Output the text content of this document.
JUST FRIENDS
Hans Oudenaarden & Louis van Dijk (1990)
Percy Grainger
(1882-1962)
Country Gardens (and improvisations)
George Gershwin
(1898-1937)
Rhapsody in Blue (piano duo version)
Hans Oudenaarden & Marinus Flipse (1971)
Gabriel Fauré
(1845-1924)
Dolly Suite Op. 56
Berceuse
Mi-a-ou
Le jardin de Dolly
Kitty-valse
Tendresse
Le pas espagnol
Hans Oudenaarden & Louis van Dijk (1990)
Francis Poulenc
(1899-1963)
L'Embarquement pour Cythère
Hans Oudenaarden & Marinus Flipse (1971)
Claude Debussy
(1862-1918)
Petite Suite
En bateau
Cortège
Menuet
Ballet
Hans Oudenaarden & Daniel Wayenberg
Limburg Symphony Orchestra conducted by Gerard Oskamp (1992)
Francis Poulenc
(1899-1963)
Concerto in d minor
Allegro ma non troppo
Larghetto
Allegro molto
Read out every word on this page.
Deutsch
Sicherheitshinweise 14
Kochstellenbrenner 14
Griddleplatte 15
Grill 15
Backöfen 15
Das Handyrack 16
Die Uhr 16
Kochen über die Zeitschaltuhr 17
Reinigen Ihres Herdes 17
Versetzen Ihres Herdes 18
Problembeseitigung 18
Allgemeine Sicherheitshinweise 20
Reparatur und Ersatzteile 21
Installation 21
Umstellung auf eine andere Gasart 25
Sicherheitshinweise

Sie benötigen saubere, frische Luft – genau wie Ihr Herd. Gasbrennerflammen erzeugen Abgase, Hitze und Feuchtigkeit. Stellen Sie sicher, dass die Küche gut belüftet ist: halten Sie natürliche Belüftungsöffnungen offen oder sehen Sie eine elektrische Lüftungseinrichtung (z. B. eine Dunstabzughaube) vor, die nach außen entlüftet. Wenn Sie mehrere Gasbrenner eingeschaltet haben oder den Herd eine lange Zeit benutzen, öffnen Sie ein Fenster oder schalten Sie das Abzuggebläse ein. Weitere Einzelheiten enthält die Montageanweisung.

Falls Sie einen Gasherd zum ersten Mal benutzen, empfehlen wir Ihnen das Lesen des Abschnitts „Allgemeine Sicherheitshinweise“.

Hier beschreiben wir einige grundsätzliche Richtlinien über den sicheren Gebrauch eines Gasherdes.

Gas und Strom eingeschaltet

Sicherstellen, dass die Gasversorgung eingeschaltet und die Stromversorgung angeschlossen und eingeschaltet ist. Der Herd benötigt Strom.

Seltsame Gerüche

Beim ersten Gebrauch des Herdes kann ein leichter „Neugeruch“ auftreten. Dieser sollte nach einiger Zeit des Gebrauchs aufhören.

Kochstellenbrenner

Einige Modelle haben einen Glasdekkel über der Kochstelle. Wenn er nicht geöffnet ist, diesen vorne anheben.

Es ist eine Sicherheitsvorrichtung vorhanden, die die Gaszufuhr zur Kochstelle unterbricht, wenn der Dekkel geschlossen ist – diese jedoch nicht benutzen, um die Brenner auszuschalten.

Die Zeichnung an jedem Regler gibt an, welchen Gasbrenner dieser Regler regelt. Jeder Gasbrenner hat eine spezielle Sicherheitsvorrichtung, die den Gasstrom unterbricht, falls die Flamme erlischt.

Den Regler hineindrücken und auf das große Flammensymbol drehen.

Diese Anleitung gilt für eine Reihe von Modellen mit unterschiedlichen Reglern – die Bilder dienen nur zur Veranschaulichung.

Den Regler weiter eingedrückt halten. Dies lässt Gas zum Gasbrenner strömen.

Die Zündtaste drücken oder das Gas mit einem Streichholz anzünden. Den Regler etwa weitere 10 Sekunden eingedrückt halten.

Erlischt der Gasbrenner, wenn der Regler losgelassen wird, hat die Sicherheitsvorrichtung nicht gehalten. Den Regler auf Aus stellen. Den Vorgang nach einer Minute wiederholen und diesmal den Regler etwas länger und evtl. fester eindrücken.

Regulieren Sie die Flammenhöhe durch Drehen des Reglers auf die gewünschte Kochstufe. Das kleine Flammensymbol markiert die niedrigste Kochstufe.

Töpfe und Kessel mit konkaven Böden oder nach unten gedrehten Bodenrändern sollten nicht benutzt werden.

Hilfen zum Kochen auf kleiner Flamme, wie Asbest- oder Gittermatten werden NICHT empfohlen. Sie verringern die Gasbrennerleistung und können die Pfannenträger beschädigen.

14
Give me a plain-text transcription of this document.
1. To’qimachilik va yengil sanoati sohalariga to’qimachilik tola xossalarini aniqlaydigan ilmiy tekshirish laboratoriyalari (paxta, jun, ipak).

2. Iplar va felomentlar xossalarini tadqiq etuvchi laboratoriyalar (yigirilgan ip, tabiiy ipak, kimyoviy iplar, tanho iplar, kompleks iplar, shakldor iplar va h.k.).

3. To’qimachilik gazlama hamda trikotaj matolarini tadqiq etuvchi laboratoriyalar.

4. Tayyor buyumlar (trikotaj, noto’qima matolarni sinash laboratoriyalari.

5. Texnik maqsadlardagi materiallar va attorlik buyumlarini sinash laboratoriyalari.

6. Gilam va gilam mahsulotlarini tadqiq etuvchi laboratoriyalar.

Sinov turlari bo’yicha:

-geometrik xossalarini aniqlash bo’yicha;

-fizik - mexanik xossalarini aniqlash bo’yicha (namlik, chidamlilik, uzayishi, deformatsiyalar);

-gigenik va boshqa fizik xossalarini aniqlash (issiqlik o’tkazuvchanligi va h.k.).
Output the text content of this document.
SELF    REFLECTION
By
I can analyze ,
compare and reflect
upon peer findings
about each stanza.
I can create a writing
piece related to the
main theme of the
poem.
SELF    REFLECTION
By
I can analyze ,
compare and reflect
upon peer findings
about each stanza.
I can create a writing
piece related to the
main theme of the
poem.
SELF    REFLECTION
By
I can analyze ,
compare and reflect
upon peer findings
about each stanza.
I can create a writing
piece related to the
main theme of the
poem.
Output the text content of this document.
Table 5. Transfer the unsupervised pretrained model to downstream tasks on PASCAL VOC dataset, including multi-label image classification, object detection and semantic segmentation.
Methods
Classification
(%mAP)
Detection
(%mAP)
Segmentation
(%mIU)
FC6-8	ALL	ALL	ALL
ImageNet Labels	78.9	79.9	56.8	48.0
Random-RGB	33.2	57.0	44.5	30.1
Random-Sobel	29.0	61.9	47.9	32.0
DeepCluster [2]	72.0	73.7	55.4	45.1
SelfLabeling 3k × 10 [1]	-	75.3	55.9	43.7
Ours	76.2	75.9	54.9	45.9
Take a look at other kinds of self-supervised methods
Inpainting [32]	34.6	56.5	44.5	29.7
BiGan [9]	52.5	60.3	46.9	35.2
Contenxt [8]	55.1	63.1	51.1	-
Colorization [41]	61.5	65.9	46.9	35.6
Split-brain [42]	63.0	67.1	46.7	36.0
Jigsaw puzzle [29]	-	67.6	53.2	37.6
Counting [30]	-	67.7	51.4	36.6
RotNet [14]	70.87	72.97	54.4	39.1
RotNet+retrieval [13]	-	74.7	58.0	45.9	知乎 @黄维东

— WHAT IS BEING ASKED —
Search the records for the word "ersten" and copy every line where it occurs.

— SOLUTION —
Falls Sie einen Gasherd zum ersten Mal benutzen, empfehlen wir Ihnen das Lesen des Abschnitts „Allgemeine Sicherheitshinweise“.
Beim ersten Gebrauch des Herdes kann ein leichter „Neugeruch“ auftreten. Dieser sollte nach einiger Zeit des Gebrauchs aufhören.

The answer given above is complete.